Job: Pictures stay out; everything else in the records below is copied exactly.

(Collection entries)
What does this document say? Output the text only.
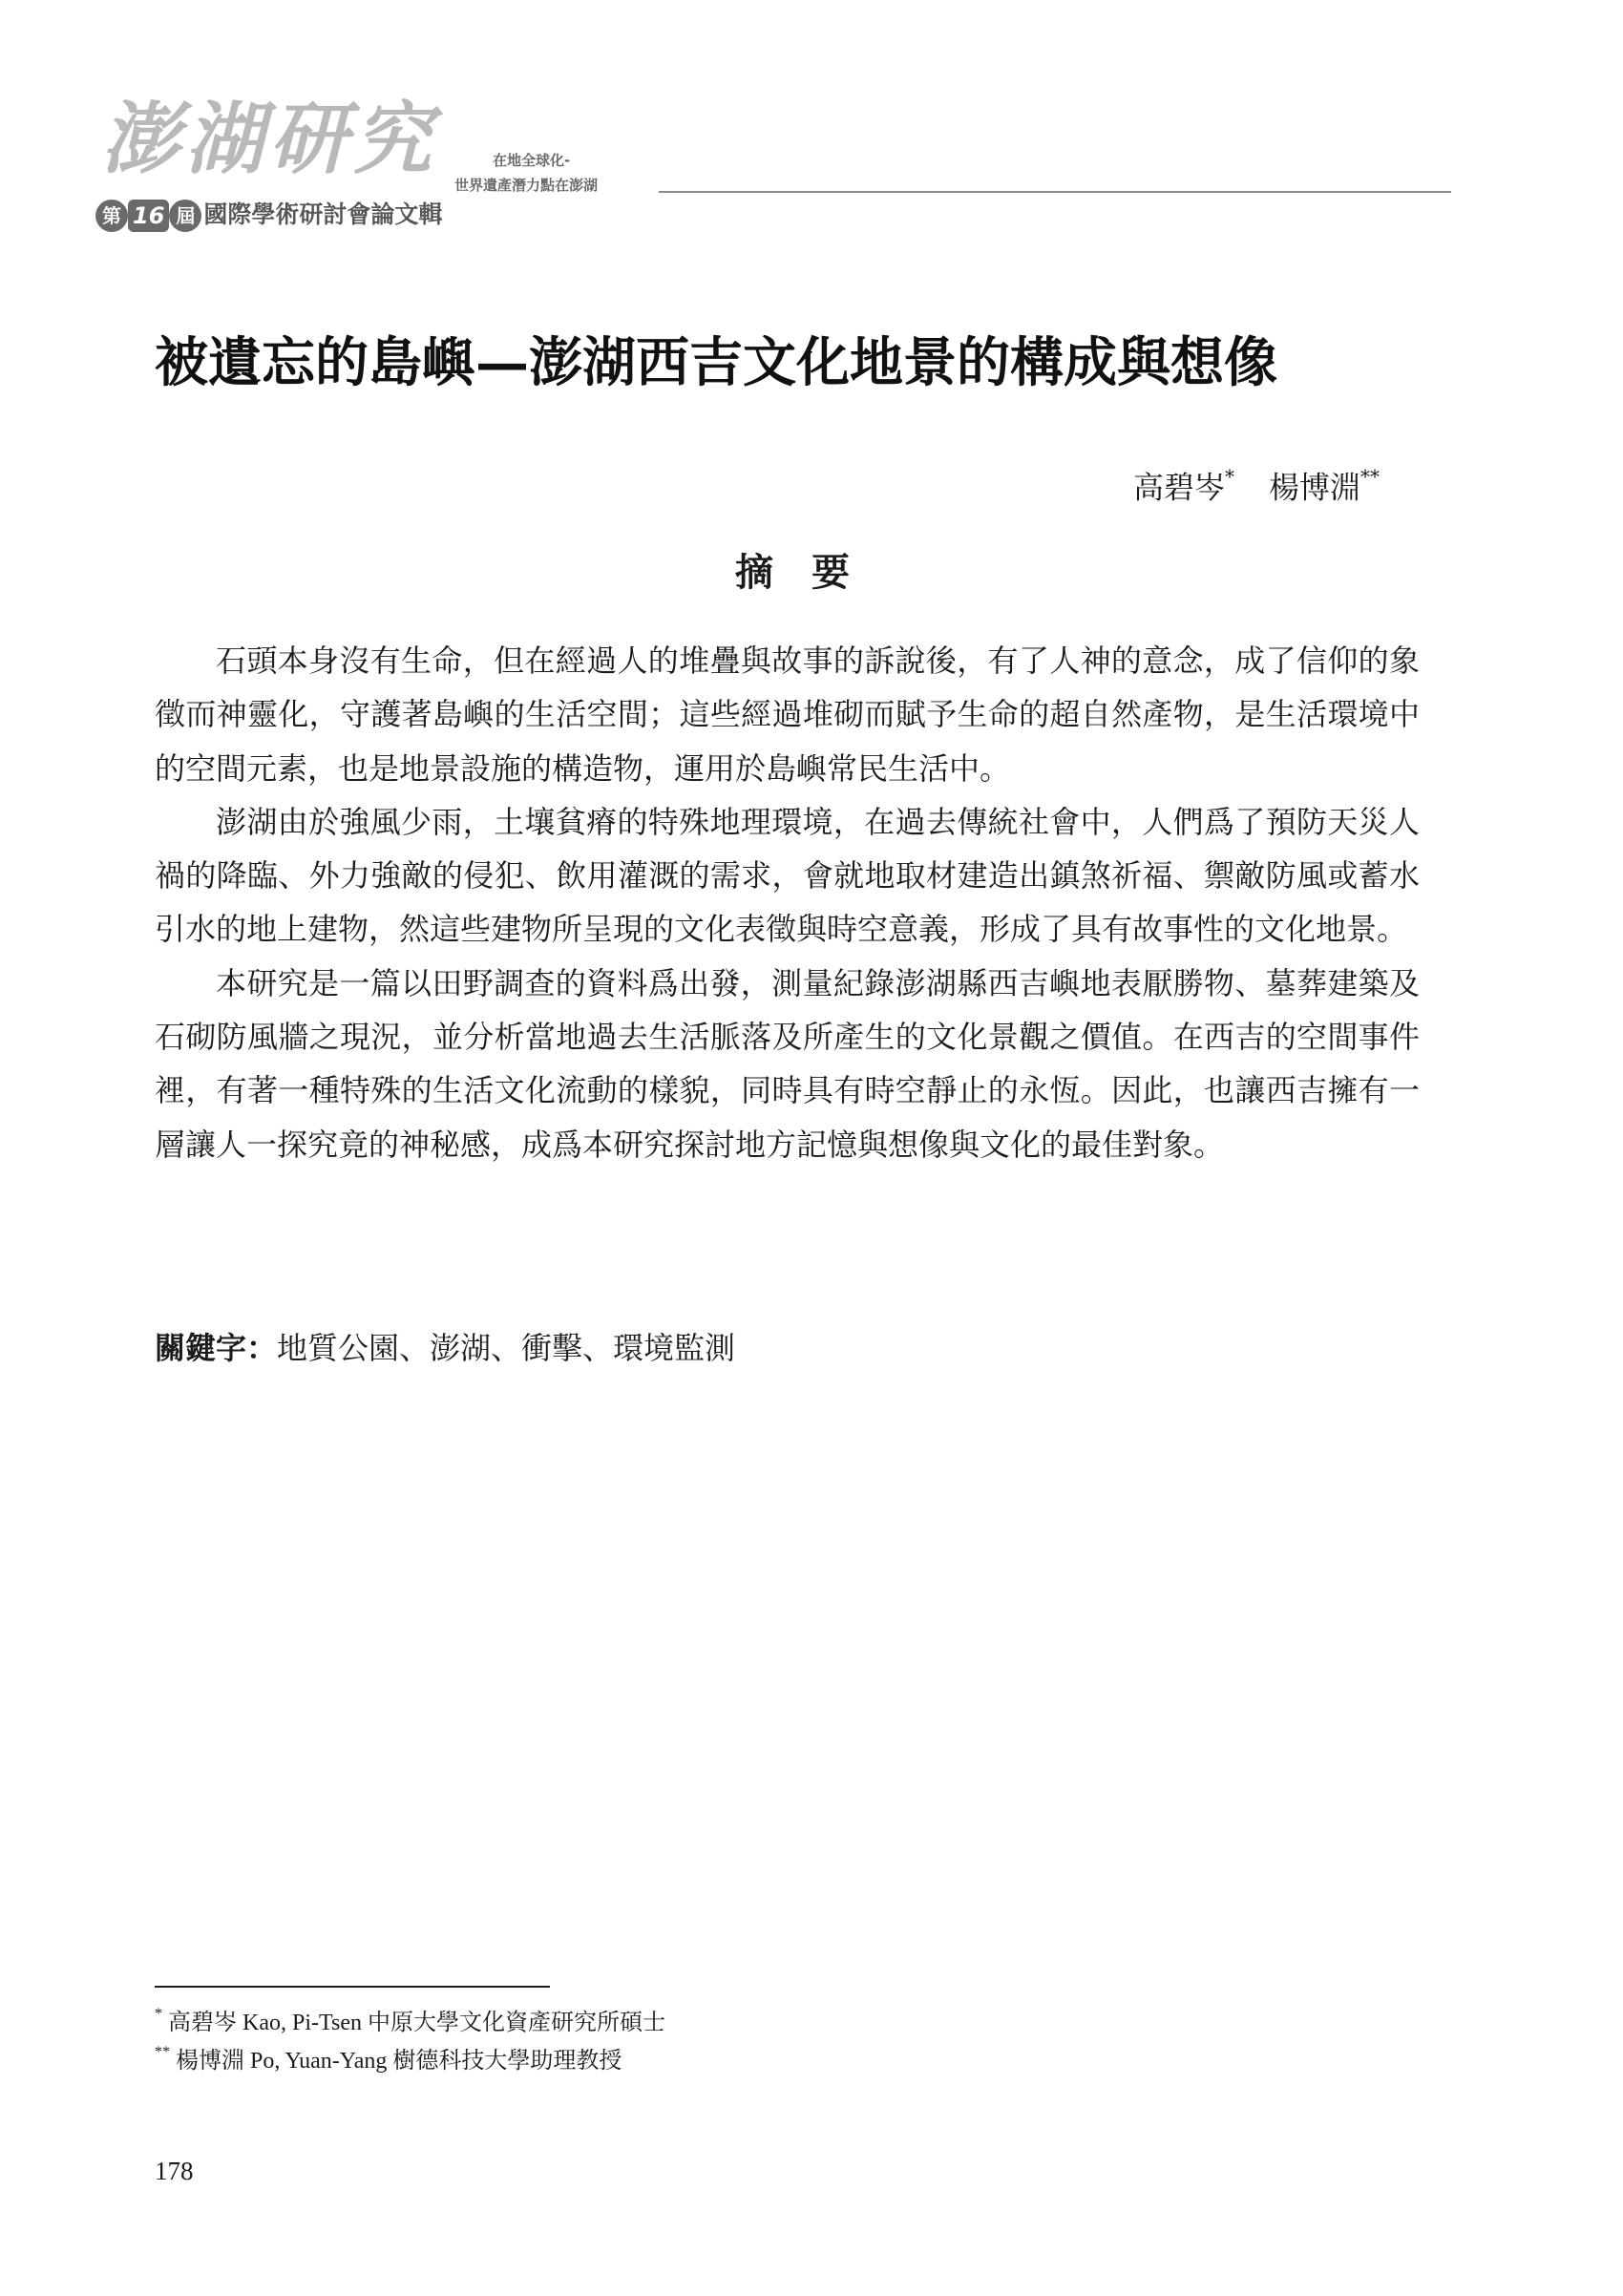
澎湖研究
第 16 屆 國際學術研討會論文輯
在地全球化-
世界遺產潛力點在澎湖
被遺忘的島嶼—澎湖西吉文化地景的構成與想像
高碧岑* 楊博淵**
摘要

石頭本身沒有生命，但在經過人的堆疊與故事的訴說後，有了人神的意念，成了信仰的象徵而神靈化，守護著島嶼的生活空間；這些經過堆砌而賦予生命的超自然產物，是生活環境中的空間元素，也是地景設施的構造物，運用於島嶼常民生活中。

澎湖由於強風少雨，土壤貧瘠的特殊地理環境，在過去傳統社會中，人們爲了預防天災人禍的降臨、外力強敵的侵犯、飲用灌溉的需求，會就地取材建造出鎮煞祈福、禦敵防風或蓄水引水的地上建物，然這些建物所呈現的文化表徵與時空意義，形成了具有故事性的文化地景。

本研究是一篇以田野調查的資料爲出發，測量紀錄澎湖縣西吉嶼地表厭勝物、墓葬建築及石砌防風牆之現況，並分析當地過去生活脈落及所產生的文化景觀之價值。在西吉的空間事件裡，有著一種特殊的生活文化流動的樣貌，同時具有時空靜止的永恆。因此，也讓西吉擁有一層讓人一探究竟的神秘感，成爲本研究探討地方記憶與想像與文化的最佳對象。

關鍵字：地質公園、澎湖、衝擊、環境監測
* 高碧岑 Kao, Pi-Tsen 中原大學文化資產研究所碩士
** 楊博淵 Po, Yuan-Yang 樹德科技大學助理教授
178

Task solution:
What does this document say? Output the text only.
澎湖研究
第 16 屆 國際學術研討會論文輯
在地全球化-
世界遺產潛力點在澎湖
被遺忘的島嶼—澎湖西吉文化地景的構成與想像
高碧岑* 楊博淵**
摘要

石頭本身沒有生命，但在經過人的堆疊與故事的訴說後，有了人神的意念，成了信仰的象徵而神靈化，守護著島嶼的生活空間；這些經過堆砌而賦予生命的超自然產物，是生活環境中的空間元素，也是地景設施的構造物，運用於島嶼常民生活中。

澎湖由於強風少雨，土壤貧瘠的特殊地理環境，在過去傳統社會中，人們爲了預防天災人禍的降臨、外力強敵的侵犯、飲用灌溉的需求，會就地取材建造出鎮煞祈福、禦敵防風或蓄水引水的地上建物，然這些建物所呈現的文化表徵與時空意義，形成了具有故事性的文化地景。

本研究是一篇以田野調查的資料爲出發，測量紀錄澎湖縣西吉嶼地表厭勝物、墓葬建築及石砌防風牆之現況，並分析當地過去生活脈落及所產生的文化景觀之價值。在西吉的空間事件裡，有著一種特殊的生活文化流動的樣貌，同時具有時空靜止的永恆。因此，也讓西吉擁有一層讓人一探究竟的神秘感，成爲本研究探討地方記憶與想像與文化的最佳對象。

關鍵字：地質公園、澎湖、衝擊、環境監測
* 高碧岑 Kao, Pi-Tsen 中原大學文化資產研究所碩士
** 楊博淵 Po, Yuan-Yang 樹德科技大學助理教授
178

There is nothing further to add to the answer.